* [The task] Can all of these lines be returned exactly?

---------- Data for the task ----------

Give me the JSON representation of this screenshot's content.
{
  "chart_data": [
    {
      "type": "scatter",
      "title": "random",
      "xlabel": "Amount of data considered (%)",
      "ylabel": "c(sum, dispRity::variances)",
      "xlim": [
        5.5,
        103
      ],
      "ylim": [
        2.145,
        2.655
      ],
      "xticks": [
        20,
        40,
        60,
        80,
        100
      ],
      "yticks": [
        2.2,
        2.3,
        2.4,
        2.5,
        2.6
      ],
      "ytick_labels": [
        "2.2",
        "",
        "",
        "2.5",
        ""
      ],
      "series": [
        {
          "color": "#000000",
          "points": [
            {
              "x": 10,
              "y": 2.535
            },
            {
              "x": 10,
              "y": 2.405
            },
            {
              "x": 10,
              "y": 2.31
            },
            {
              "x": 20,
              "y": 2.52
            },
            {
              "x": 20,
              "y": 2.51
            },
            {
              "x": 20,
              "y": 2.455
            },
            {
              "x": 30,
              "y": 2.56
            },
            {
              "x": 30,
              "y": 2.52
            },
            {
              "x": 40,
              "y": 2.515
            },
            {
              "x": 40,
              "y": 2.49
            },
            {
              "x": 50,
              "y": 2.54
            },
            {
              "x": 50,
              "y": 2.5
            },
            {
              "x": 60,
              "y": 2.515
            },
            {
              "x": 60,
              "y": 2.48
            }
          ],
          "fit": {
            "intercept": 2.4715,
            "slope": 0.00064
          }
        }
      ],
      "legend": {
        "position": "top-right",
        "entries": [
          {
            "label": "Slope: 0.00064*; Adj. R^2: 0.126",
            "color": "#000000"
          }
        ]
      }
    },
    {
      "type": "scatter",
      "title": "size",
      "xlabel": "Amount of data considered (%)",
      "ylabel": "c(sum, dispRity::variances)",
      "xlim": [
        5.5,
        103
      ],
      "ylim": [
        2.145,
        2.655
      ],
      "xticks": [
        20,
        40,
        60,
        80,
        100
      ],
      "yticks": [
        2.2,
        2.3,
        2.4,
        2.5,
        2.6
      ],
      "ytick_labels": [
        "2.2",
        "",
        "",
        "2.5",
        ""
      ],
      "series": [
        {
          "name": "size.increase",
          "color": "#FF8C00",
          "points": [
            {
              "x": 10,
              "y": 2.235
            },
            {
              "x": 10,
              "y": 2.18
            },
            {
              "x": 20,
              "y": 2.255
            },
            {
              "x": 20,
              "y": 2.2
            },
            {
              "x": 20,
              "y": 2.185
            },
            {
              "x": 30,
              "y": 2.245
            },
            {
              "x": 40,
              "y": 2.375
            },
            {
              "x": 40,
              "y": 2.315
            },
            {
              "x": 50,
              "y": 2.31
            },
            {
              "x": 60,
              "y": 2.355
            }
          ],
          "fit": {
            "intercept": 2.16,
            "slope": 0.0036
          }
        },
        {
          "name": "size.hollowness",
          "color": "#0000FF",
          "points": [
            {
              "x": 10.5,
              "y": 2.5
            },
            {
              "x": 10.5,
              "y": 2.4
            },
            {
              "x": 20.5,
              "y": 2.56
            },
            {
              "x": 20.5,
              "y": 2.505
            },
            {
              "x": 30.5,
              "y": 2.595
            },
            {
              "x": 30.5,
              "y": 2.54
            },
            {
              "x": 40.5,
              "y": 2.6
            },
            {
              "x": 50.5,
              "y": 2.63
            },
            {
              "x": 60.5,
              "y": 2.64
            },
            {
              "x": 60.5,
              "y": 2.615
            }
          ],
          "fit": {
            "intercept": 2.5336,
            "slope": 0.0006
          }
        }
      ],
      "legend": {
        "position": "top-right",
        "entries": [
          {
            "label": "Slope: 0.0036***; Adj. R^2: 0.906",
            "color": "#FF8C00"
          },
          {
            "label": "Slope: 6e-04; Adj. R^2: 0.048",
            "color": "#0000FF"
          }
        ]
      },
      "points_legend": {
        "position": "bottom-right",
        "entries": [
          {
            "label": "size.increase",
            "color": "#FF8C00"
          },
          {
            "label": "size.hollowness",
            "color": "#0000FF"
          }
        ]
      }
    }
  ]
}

----------

* [Solution]
Give me the JSON representation of this screenshot's content.
{
  "chart_data": [
    {
      "type": "scatter",
      "title": "random",
      "xlabel": "Amount of data considered (%)",
      "ylabel": "c(sum, dispRity::variances)",
      "xlim": [
        5.5,
        103
      ],
      "ylim": [
        2.145,
        2.655
      ],
      "xticks": [
        20,
        40,
        60,
        80,
        100
      ],
      "yticks": [
        2.2,
        2.3,
        2.4,
        2.5,
        2.6
      ],
      "ytick_labels": [
        "2.2",
        "",
        "",
        "2.5",
        ""
      ],
      "series": [
        {
          "color": "#000000",
          "points": [
            {
              "x": 10,
              "y": 2.535
            },
            {
              "x": 10,
              "y": 2.405
            },
            {
              "x": 10,
              "y": 2.31
            },
            {
              "x": 20,
              "y": 2.52
            },
            {
              "x": 20,
              "y": 2.51
            },
            {
              "x": 20,
              "y": 2.455
            },
            {
              "x": 30,
              "y": 2.56
            },
            {
              "x": 30,
              "y": 2.52
            },
            {
              "x": 40,
              "y": 2.515
            },
            {
              "x": 40,
              "y": 2.49
            },
            {
              "x": 50,
              "y": 2.54
            },
            {
              "x": 50,
              "y": 2.5
            },
            {
              "x": 60,
              "y": 2.515
            },
            {
              "x": 60,
              "y": 2.48
            }
          ],
          "fit": {
            "intercept": 2.4715,
            "slope": 0.00064
          }
        }
      ],
      "legend": {
        "position": "top-right",
        "entries": [
          {
            "label": "Slope: 0.00064*; Adj. R^2: 0.126",
            "color": "#000000"
          }
        ]
      }
    },
    {
      "type": "scatter",
      "title": "size",
      "xlabel": "Amount of data considered (%)",
      "ylabel": "c(sum, dispRity::variances)",
      "xlim": [
        5.5,
        103
      ],
      "ylim": [
        2.145,
        2.655
      ],
      "xticks": [
        20,
        40,
        60,
        80,
        100
      ],
      "yticks": [
        2.2,
        2.3,
        2.4,
        2.5,
        2.6
      ],
      "ytick_labels": [
        "2.2",
        "",
        "",
        "2.5",
        ""
      ],
      "series": [
        {
          "name": "size.increase",
          "color": "#FF8C00",
          "points": [
            {
              "x": 10,
              "y": 2.235
            },
            {
              "x": 10,
              "y": 2.18
            },
            {
              "x": 20,
              "y": 2.255
            },
            {
              "x": 20,
              "y": 2.2
            },
            {
              "x": 20,
              "y": 2.185
            },
            {
              "x": 30,
              "y": 2.245
            },
            {
              "x": 40,
              "y": 2.375
            },
            {
              "x": 40,
              "y": 2.315
            },
            {
              "x": 50,
              "y": 2.31
            },
            {
              "x": 60,
              "y": 2.355
            }
          ],
          "fit": {
            "intercept": 2.16,
            "slope": 0.0036
          }
        },
        {
          "name": "size.hollowness",
          "color": "#0000FF",
          "points": [
            {
              "x": 10.5,
              "y": 2.5
            },
            {
              "x": 10.5,
              "y": 2.4
            },
            {
              "x": 20.5,
              "y": 2.56
            },
            {
              "x": 20.5,
              "y": 2.505
            },
            {
              "x": 30.5,
              "y": 2.595
            },
            {
              "x": 30.5,
              "y": 2.54
            },
            {
              "x": 40.5,
              "y": 2.6
            },
            {
              "x": 50.5,
              "y": 2.63
            },
            {
              "x": 60.5,
              "y": 2.64
            },
            {
              "x": 60.5,
              "y": 2.615
            }
          ],
          "fit": {
            "intercept": 2.5336,
            "slope": 0.0006
          }
        }
      ],
      "legend": {
        "position": "top-right",
        "entries": [
          {
            "label": "Slope: 0.0036***; Adj. R^2: 0.906",
            "color": "#FF8C00"
          },
          {
            "label": "Slope: 6e-04; Adj. R^2: 0.048",
            "color": "#0000FF"
          }
        ]
      },
      "points_legend": {
        "position": "bottom-right",
        "entries": [
          {
            "label": "size.increase",
            "color": "#FF8C00"
          },
          {
            "label": "size.hollowness",
            "color": "#0000FF"
          }
        ]
      }
    }
  ]
}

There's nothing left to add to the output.